EXERCISE TASK
In the listing below, locate the lines bearing the word "Stork". Copy every one of them.

((

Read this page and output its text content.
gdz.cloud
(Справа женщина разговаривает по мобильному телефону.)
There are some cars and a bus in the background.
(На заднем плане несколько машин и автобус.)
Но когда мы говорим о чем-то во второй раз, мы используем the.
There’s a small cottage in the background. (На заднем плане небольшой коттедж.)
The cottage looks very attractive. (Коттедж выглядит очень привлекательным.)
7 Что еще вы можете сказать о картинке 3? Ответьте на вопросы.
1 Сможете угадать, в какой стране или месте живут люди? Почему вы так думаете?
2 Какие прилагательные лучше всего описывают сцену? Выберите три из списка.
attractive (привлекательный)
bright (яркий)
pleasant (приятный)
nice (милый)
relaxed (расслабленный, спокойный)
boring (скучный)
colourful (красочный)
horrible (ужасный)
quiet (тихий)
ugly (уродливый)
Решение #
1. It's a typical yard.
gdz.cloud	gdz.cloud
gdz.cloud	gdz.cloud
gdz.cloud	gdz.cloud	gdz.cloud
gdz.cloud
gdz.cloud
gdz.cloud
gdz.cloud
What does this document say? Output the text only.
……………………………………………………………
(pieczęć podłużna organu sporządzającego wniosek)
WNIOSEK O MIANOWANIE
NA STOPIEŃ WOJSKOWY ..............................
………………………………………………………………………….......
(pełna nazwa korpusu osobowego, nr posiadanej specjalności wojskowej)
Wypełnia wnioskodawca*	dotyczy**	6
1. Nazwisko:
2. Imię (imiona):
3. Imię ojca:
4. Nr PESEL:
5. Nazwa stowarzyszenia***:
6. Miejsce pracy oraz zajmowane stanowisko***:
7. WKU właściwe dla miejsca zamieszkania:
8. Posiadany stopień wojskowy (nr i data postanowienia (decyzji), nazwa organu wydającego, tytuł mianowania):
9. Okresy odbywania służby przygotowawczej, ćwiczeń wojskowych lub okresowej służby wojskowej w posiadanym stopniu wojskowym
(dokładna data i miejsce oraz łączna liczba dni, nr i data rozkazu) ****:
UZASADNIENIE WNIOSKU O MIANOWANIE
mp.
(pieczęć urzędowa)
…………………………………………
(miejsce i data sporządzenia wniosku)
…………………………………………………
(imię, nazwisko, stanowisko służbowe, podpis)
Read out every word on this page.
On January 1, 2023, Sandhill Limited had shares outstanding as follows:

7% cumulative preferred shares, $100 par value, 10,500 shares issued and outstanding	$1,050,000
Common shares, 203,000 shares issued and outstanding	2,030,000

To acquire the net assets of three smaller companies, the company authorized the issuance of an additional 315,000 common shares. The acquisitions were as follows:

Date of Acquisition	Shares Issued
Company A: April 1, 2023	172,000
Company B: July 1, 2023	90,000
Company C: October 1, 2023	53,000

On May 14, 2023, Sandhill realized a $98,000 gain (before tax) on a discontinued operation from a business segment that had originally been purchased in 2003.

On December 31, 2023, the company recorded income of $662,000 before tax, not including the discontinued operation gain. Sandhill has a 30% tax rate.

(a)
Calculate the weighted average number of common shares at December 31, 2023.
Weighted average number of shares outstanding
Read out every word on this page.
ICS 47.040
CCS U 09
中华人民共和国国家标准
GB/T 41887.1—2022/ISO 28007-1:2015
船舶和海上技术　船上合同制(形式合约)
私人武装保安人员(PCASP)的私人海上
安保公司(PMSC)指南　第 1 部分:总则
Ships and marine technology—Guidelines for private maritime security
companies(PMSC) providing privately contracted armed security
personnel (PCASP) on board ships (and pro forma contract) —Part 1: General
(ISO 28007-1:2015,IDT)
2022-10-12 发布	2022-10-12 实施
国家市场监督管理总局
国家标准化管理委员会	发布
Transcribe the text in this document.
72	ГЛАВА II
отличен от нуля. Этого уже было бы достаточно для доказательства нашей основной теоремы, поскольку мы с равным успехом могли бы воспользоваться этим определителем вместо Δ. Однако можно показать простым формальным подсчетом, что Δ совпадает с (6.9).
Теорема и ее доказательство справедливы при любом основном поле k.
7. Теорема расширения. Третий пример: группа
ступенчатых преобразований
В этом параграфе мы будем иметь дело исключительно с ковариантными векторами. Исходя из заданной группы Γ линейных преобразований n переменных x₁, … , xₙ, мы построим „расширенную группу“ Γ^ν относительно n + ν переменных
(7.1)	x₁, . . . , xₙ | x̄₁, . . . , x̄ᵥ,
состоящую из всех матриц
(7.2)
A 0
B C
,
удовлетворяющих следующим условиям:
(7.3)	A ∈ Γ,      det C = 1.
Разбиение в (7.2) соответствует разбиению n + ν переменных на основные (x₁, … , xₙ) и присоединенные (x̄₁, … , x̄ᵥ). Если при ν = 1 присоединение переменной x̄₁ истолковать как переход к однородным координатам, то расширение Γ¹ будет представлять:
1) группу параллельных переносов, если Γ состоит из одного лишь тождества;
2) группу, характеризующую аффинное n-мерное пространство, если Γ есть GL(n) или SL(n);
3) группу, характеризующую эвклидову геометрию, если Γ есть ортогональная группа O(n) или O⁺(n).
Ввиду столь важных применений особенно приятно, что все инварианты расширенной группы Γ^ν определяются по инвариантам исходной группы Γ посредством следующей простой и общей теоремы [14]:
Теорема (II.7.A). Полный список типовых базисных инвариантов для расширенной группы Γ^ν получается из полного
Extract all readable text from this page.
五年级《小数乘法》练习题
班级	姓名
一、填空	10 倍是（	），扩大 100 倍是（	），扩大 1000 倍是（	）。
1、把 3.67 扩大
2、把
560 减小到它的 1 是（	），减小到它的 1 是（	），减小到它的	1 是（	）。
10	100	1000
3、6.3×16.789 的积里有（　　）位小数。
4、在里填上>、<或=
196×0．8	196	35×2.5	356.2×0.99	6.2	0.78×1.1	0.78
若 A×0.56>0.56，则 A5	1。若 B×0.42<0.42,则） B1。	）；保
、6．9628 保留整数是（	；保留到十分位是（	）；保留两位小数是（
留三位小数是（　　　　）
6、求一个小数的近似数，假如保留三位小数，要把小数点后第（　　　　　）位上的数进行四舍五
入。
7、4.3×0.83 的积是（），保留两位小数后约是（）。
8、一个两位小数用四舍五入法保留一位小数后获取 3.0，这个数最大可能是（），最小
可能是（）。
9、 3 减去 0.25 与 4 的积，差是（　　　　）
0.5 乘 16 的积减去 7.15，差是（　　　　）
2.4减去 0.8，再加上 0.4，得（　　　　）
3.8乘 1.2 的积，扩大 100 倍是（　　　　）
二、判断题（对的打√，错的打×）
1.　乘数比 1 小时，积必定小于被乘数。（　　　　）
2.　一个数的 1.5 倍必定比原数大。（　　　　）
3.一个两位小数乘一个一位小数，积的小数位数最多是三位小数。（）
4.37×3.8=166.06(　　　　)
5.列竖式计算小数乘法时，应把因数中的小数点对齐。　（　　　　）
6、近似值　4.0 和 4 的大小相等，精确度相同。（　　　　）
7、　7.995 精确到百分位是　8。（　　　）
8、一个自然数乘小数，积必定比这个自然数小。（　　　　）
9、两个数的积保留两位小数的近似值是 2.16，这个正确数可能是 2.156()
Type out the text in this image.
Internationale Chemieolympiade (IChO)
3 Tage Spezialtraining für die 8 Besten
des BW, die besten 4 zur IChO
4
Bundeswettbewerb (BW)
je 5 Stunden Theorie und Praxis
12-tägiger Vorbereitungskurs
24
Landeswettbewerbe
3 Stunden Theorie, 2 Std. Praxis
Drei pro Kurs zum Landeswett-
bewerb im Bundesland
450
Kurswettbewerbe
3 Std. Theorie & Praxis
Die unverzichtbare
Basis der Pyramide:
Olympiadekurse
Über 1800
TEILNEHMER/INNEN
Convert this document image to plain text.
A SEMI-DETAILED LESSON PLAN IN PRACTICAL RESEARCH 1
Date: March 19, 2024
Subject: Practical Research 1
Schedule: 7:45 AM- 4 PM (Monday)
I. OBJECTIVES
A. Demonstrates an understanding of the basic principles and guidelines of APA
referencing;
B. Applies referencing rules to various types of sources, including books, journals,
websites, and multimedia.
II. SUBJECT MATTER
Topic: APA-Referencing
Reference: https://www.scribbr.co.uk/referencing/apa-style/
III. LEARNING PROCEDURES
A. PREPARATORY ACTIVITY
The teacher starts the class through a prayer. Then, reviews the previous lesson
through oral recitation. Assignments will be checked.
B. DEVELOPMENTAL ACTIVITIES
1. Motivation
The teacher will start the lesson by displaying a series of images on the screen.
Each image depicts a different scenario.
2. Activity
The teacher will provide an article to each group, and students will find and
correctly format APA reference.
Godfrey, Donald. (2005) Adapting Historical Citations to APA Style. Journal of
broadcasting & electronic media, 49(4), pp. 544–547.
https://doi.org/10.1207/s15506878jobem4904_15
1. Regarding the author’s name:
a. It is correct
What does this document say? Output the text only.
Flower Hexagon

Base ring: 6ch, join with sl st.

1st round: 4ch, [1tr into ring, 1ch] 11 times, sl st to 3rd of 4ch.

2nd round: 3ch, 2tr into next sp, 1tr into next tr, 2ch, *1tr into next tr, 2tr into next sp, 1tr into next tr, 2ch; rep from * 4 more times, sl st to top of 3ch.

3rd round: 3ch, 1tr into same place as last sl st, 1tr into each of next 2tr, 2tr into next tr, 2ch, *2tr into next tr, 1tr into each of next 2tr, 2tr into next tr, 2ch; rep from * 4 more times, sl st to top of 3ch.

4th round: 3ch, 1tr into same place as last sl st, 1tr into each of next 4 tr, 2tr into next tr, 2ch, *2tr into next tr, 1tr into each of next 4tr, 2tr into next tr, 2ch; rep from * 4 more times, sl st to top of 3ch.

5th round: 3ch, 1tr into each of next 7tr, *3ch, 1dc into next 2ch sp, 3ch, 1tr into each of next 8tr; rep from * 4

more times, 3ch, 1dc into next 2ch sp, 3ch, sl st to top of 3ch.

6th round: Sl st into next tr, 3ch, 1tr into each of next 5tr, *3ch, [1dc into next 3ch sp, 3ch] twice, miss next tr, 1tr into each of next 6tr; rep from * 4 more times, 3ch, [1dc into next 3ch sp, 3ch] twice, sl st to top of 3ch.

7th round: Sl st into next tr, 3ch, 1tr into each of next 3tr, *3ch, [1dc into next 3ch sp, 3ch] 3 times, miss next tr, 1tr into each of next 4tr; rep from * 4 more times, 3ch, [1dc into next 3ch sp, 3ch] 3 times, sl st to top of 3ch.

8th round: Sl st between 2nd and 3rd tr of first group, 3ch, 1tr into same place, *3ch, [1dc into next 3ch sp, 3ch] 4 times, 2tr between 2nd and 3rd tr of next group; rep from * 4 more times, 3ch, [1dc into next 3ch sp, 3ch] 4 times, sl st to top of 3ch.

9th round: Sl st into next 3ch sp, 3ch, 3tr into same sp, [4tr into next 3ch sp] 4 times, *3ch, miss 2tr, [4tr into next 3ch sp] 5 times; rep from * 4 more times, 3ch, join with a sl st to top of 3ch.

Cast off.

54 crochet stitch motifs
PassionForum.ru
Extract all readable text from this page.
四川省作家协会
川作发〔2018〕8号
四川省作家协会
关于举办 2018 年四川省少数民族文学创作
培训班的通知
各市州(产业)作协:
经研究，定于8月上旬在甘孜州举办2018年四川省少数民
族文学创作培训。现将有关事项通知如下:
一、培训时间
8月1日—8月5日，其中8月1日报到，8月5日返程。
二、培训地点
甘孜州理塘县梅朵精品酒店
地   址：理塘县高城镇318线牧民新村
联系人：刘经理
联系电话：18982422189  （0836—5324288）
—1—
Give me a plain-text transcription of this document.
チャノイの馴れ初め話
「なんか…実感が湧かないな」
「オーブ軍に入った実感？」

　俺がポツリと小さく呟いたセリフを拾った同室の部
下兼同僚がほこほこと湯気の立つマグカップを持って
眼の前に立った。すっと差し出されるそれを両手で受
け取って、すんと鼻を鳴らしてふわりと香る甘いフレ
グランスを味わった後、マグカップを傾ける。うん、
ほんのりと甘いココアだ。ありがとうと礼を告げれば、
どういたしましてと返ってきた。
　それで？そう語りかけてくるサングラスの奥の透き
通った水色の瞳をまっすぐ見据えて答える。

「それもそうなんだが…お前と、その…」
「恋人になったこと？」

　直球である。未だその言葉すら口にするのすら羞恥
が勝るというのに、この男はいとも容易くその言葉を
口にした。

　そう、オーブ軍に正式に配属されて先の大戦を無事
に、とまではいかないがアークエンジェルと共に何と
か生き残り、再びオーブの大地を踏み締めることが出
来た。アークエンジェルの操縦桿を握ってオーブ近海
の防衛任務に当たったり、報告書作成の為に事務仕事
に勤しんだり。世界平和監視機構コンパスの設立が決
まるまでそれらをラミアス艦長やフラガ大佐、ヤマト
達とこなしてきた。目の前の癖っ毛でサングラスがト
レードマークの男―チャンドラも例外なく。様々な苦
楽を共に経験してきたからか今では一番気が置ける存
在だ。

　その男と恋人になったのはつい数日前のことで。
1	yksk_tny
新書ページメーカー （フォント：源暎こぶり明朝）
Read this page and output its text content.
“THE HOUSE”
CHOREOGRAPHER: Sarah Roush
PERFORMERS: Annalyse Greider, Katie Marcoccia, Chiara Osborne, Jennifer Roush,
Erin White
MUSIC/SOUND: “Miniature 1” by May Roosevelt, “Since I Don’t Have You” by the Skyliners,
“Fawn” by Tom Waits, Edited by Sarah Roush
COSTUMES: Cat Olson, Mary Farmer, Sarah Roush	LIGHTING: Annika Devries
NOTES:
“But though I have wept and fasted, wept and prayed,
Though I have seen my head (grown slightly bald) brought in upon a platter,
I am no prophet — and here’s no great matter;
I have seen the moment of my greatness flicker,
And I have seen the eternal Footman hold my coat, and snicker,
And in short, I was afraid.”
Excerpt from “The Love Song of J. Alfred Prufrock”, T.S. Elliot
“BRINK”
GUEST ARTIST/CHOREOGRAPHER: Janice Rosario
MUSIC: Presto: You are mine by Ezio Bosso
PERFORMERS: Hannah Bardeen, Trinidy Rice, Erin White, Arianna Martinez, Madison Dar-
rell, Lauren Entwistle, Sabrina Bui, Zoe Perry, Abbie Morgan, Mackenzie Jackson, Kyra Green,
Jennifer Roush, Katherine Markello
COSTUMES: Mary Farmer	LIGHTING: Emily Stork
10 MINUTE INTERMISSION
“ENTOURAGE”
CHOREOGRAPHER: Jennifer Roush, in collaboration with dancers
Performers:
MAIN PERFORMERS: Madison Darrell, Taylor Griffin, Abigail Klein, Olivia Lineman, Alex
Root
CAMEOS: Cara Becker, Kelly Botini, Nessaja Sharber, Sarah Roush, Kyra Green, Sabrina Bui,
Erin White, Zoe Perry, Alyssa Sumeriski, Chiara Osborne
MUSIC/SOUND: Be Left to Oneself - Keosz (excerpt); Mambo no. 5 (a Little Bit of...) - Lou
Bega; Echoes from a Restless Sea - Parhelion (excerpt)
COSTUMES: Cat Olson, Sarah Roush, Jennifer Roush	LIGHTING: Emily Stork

))

RESULT FOR THIS TASK
COSTUMES: Mary Farmer	LIGHTING: Emily Stork
COSTUMES: Cat Olson, Sarah Roush, Jennifer Roush	LIGHTING: Emily Stork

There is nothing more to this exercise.